**Your goal**
Take every line from the listing below that contains "δοχεία".

**Supplied entries**
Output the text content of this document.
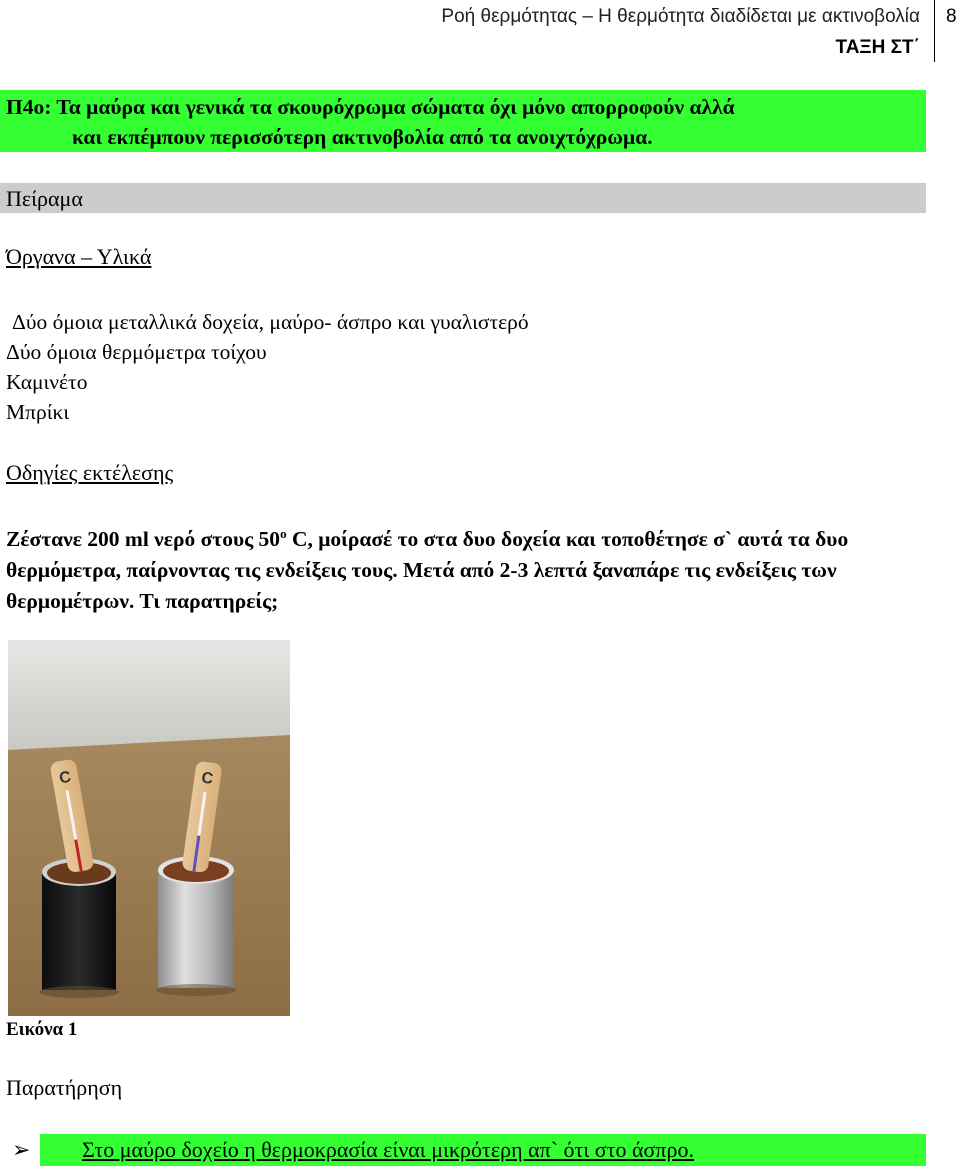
Ροή θερμότητας – Η θερμότητα διαδίδεται με ακτινοβολία
ΤΑΞΗ ΣΤ΄
8
Π4ο: Τα μαύρα και γενικά τα σκουρόχρωμα σώματα όχι μόνο απορροφούν αλλά
και εκπέμπουν περισσότερη ακτινοβολία από τα ανοιχτόχρωμα.
Πείραμα
Όργανα – Υλικά
Δύο όμοια μεταλλικά δοχεία, μαύρο- άσπρο και γυαλιστερό
Δύο όμοια θερμόμετρα τοίχου
Καμινέτο
Μπρίκι
Οδηγίες εκτέλεσης
Ζέστανε 200 ml νερό στους $50^o$ C, μοίρασέ το στα δυο δοχεία και τοποθέτησε σ` αυτά τα δυο θερμόμετρα, παίρνοντας τις ενδείξεις τους. Μετά από 2-3 λεπτά ξαναπάρε τις ενδείξεις των θερμομέτρων. Τι παρατηρείς;
C	C
Εικόνα 1
Παρατήρηση
Στο μαύρο δοχείο η θερμοκρασία είναι μικρότερη απ` ότι στο άσπρο.
➢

**Output of the exercise**
Δύο όμοια μεταλλικά δοχεία, μαύρο- άσπρο και γυαλιστερό
Ζέστανε 200 ml νερό στους $50^o$ C, μοίρασέ το στα δυο δοχεία και τοποθέτησε σ` αυτά τα δυο θερμόμετρα, παίρνοντας τις ενδείξεις τους. Μετά από 2-3 λεπτά ξαναπάρε τις ενδείξεις των θερμομέτρων. Τι παρατηρείς;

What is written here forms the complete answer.